Exactly reproduce the lines from the one holding "Convert this screenshot" through the final line of the listing below, with both ends included and nothing else.

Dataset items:
★ ★ ★ ★
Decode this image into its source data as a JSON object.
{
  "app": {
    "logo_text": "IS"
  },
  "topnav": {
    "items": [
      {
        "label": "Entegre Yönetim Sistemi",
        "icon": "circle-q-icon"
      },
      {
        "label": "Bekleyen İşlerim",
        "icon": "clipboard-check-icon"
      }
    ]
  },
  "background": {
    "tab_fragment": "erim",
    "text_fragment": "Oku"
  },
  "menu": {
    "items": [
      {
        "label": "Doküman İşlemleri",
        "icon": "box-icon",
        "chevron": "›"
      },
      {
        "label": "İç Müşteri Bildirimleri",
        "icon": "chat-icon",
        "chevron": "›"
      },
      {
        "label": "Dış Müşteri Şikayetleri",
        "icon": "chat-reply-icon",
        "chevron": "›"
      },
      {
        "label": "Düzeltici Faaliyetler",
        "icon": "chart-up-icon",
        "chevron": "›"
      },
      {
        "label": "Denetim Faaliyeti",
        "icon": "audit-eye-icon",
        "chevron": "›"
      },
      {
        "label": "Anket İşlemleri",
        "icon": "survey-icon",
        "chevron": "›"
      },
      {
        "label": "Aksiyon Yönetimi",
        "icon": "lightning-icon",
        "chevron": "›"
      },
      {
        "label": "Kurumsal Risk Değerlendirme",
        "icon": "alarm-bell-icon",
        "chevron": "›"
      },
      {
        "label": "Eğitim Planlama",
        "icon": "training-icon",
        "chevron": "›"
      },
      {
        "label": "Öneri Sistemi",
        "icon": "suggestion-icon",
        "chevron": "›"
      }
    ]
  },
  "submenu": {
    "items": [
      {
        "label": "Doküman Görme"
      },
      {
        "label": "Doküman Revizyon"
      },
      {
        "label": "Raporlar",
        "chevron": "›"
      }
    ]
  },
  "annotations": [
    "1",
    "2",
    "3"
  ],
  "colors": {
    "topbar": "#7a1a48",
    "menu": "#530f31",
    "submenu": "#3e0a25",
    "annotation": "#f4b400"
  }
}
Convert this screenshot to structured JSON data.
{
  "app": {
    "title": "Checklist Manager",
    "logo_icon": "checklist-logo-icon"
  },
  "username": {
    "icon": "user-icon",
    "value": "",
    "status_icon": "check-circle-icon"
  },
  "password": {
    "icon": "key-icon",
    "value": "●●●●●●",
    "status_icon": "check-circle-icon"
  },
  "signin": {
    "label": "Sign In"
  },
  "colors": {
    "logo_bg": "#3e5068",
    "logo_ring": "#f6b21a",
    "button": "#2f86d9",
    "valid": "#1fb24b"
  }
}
★ ★ ★ ★
| Final result |
Convert this screenshot to structured JSON data.
{
  "app": {
    "title": "Checklist Manager",
    "logo_icon": "checklist-logo-icon"
  },
  "username": {
    "icon": "user-icon",
    "value": "",
    "status_icon": "check-circle-icon"
  },
  "password": {
    "icon": "key-icon",
    "value": "●●●●●●",
    "status_icon": "check-circle-icon"
  },
  "signin": {
    "label": "Sign In"
  },
  "colors": {
    "logo_bg": "#3e5068",
    "logo_ring": "#f6b21a",
    "button": "#2f86d9",
    "valid": "#1fb24b"
  }
}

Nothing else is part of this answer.